What you need to do: Retype the records below word for word and omit any image.

--- BEGIN Record list ---

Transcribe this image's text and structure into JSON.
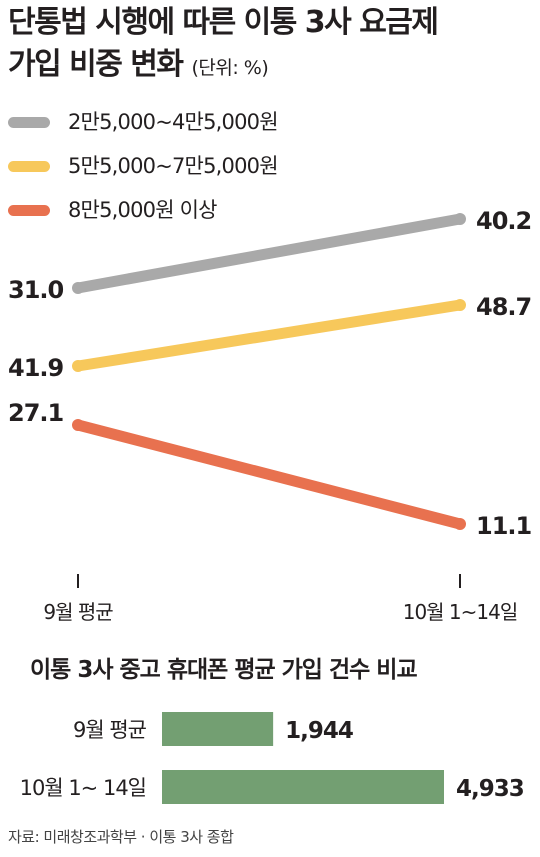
{
  "title": {
    "line1": "단통법 시행에 따른 이통 3사 요금제",
    "line2": "가입 비중 변화",
    "unit": "(단위: %)"
  },
  "chart_data": [
    {
      "type": "line",
      "x": [
        "9월 평균",
        "10월 1~14일"
      ],
      "series": [
        {
          "name": "2만5,000~4만5,000원",
          "values": [
            31.0,
            40.2
          ],
          "labels": [
            "31.0",
            "40.2"
          ],
          "color": "#a9a9a9"
        },
        {
          "name": "5만5,000~7만5,000원",
          "values": [
            41.9,
            48.7
          ],
          "labels": [
            "41.9",
            "48.7"
          ],
          "color": "#f7c85b"
        },
        {
          "name": "8만5,000원 이상",
          "values": [
            27.1,
            11.1
          ],
          "labels": [
            "27.1",
            "11.1"
          ],
          "color": "#e8714f"
        }
      ],
      "legend": "top-left",
      "grid": false
    },
    {
      "type": "bar",
      "title": "이통 3사 중고 휴대폰 평균 가입 건수 비교",
      "categories": [
        "9월 평균",
        "10월 1~ 14일"
      ],
      "values": [
        1944,
        4933
      ],
      "labels": [
        "1,944",
        "4,933"
      ],
      "color": "#739f72"
    }
  ],
  "source": "자료: 미래창조과학부 · 이통 3사 종합"
}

--- END Record list ---

Completed task:
Transcribe this image's text and structure into JSON.
{
  "title": {
    "line1": "단통법 시행에 따른 이통 3사 요금제",
    "line2": "가입 비중 변화",
    "unit": "(단위: %)"
  },
  "chart_data": [
    {
      "type": "line",
      "x": [
        "9월 평균",
        "10월 1~14일"
      ],
      "series": [
        {
          "name": "2만5,000~4만5,000원",
          "values": [
            31.0,
            40.2
          ],
          "labels": [
            "31.0",
            "40.2"
          ],
          "color": "#a9a9a9"
        },
        {
          "name": "5만5,000~7만5,000원",
          "values": [
            41.9,
            48.7
          ],
          "labels": [
            "41.9",
            "48.7"
          ],
          "color": "#f7c85b"
        },
        {
          "name": "8만5,000원 이상",
          "values": [
            27.1,
            11.1
          ],
          "labels": [
            "27.1",
            "11.1"
          ],
          "color": "#e8714f"
        }
      ],
      "legend": "top-left",
      "grid": false
    },
    {
      "type": "bar",
      "title": "이통 3사 중고 휴대폰 평균 가입 건수 비교",
      "categories": [
        "9월 평균",
        "10월 1~ 14일"
      ],
      "values": [
        1944,
        4933
      ],
      "labels": [
        "1,944",
        "4,933"
      ],
      "color": "#739f72"
    }
  ],
  "source": "자료: 미래창조과학부 · 이통 3사 종합"
}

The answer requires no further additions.